Work required: Scan the lines below for the string "hjälp" and copy every one that has it.

━━━━━━

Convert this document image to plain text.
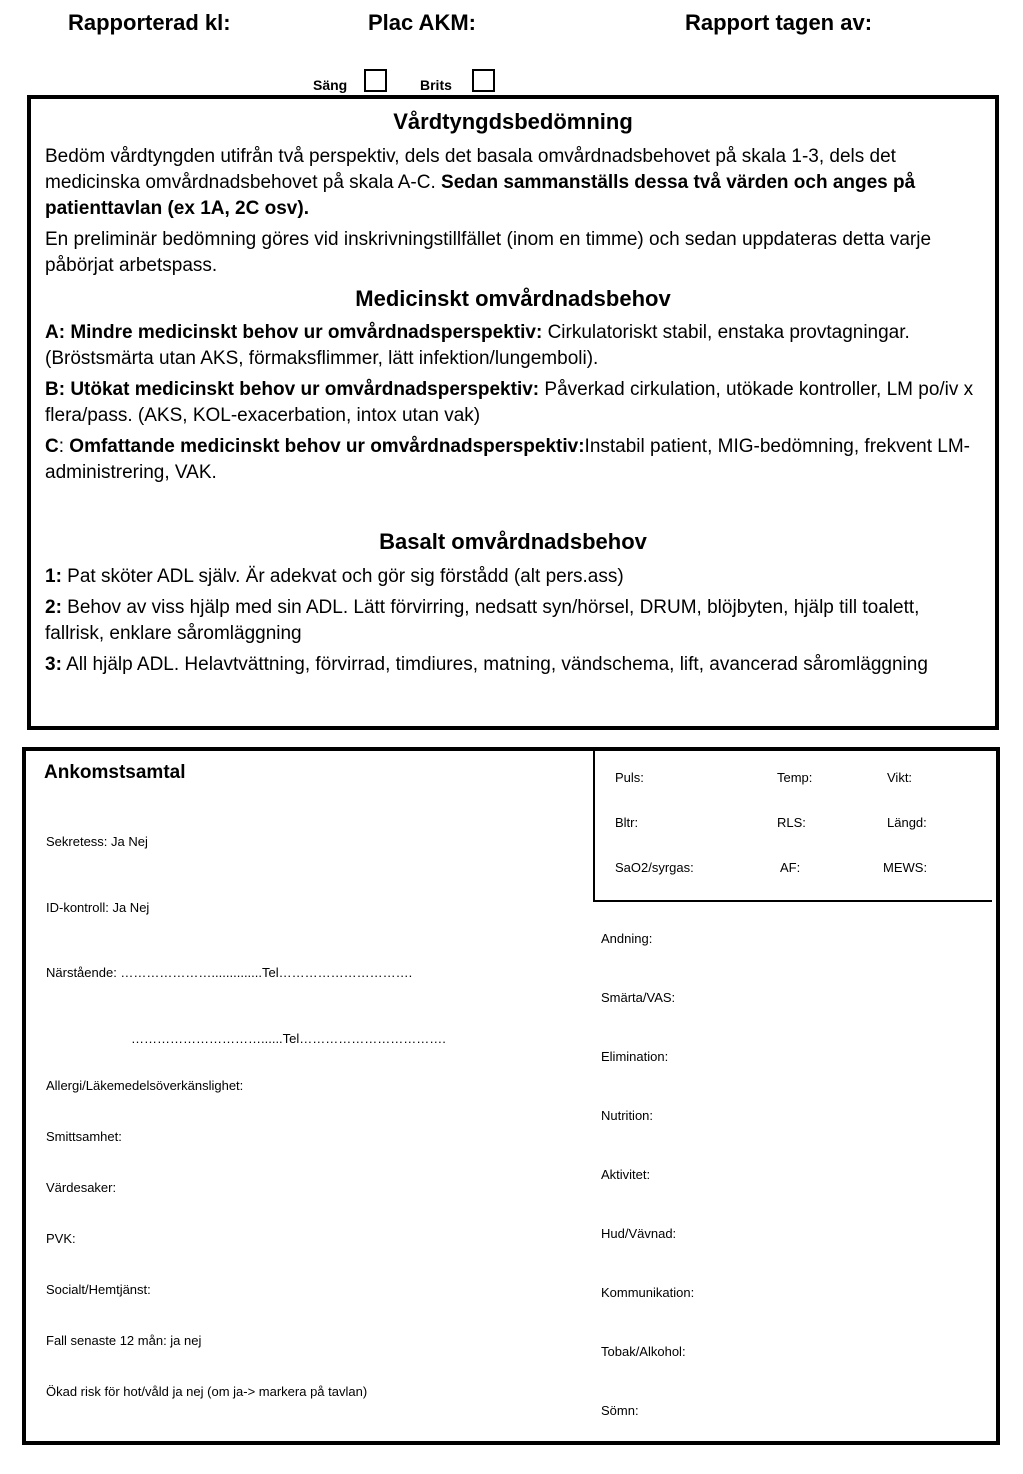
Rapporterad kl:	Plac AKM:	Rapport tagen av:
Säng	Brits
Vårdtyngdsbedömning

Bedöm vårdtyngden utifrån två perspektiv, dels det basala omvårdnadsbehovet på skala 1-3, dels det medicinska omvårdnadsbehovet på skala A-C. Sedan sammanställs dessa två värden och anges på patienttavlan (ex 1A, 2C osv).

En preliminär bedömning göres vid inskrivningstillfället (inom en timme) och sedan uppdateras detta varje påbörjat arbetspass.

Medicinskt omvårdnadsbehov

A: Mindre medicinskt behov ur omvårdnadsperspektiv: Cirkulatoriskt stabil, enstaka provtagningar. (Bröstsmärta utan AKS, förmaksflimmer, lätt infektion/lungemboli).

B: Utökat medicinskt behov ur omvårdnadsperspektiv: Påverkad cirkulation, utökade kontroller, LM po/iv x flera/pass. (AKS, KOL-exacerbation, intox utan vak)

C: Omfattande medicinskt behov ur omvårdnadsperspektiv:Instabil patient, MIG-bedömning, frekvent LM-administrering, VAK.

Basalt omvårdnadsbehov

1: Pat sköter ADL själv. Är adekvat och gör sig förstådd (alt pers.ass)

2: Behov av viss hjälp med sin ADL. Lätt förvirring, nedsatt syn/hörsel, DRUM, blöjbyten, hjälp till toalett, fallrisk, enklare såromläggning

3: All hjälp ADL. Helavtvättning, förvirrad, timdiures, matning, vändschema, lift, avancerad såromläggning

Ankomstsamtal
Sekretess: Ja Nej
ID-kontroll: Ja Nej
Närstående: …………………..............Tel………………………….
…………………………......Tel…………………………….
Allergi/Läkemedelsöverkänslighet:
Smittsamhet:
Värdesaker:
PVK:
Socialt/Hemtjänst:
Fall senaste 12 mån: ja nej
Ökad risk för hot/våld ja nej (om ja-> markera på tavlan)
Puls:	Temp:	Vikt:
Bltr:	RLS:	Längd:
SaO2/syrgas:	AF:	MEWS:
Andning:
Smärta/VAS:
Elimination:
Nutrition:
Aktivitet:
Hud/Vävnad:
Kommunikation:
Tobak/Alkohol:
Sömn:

━━━━━━

Result for this exercise:
2: Behov av viss hjälp med sin ADL. Lätt förvirring, nedsatt syn/hörsel, DRUM, blöjbyten, hjälp till toalett, fallrisk, enklare såromläggning
3: All hjälp ADL. Helavtvättning, förvirrad, timdiures, matning, vändschema, lift, avancerad såromläggning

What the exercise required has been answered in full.